Collection entries
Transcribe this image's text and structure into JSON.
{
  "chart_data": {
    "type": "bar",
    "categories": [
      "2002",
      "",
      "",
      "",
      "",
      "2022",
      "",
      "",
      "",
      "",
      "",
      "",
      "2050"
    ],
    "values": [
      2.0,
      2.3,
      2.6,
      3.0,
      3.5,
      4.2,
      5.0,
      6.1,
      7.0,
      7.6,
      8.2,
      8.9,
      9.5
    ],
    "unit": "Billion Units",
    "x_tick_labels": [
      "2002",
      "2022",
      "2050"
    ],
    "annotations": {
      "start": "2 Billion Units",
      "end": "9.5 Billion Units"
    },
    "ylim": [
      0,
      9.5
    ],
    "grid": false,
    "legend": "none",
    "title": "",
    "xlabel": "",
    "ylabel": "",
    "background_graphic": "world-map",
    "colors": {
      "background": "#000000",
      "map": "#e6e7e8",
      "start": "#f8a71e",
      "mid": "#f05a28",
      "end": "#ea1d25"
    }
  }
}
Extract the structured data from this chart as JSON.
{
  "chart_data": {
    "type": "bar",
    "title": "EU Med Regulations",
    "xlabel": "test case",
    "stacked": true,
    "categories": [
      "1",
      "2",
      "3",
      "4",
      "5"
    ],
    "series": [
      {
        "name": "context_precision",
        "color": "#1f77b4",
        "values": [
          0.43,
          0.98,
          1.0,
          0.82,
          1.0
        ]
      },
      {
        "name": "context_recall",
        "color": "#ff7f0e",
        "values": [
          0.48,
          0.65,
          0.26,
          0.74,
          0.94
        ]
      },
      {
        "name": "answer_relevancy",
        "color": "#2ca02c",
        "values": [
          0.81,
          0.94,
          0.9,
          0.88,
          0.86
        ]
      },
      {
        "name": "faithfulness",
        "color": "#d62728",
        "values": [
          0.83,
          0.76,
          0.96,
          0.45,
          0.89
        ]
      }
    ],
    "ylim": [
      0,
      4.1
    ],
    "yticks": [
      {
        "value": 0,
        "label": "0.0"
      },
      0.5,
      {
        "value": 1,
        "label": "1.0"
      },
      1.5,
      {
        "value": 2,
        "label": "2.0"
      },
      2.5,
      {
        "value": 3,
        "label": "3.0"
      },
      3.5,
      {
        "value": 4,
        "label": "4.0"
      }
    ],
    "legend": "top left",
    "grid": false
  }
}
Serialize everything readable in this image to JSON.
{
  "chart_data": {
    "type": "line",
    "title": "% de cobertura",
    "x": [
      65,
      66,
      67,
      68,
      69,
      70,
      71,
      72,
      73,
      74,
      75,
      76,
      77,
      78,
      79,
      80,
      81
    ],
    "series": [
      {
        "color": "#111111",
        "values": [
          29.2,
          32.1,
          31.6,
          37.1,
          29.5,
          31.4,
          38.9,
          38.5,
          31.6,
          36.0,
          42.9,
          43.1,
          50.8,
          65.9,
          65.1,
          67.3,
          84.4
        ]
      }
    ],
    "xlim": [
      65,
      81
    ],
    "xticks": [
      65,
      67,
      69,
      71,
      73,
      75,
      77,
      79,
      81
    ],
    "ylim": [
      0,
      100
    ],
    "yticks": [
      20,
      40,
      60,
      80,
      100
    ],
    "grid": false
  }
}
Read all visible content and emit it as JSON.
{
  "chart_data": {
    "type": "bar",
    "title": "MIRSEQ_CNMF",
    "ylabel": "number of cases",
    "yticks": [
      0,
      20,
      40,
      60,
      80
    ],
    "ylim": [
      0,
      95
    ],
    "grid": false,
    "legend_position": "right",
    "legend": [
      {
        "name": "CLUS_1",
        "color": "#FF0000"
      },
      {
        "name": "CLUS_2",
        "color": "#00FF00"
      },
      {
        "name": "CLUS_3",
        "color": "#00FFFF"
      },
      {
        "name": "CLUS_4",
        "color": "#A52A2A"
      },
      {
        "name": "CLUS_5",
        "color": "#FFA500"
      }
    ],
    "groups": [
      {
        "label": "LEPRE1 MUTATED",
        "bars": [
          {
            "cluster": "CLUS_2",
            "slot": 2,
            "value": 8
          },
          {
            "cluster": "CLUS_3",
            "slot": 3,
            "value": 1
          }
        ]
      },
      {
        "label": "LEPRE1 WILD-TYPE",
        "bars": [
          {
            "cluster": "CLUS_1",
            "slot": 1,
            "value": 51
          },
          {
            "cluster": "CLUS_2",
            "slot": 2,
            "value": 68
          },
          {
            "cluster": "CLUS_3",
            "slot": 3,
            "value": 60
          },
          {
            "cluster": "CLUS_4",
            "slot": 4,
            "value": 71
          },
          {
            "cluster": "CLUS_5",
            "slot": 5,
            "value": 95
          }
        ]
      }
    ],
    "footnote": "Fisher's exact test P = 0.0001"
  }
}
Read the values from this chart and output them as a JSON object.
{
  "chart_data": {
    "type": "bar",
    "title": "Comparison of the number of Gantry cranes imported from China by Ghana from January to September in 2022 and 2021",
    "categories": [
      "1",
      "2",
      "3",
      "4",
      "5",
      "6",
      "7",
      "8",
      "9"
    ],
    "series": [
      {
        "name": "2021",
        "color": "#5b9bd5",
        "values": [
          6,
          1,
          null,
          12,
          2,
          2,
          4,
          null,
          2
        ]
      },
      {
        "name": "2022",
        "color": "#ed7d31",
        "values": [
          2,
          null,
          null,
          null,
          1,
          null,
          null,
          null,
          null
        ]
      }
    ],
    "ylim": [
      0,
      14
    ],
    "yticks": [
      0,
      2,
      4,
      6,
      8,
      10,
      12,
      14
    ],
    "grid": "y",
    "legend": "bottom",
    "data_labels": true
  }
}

◆ REQUEST
Tally how many lines in the material above hold the word "title". Write only that number.

◆ RESULT OF THE TASK
5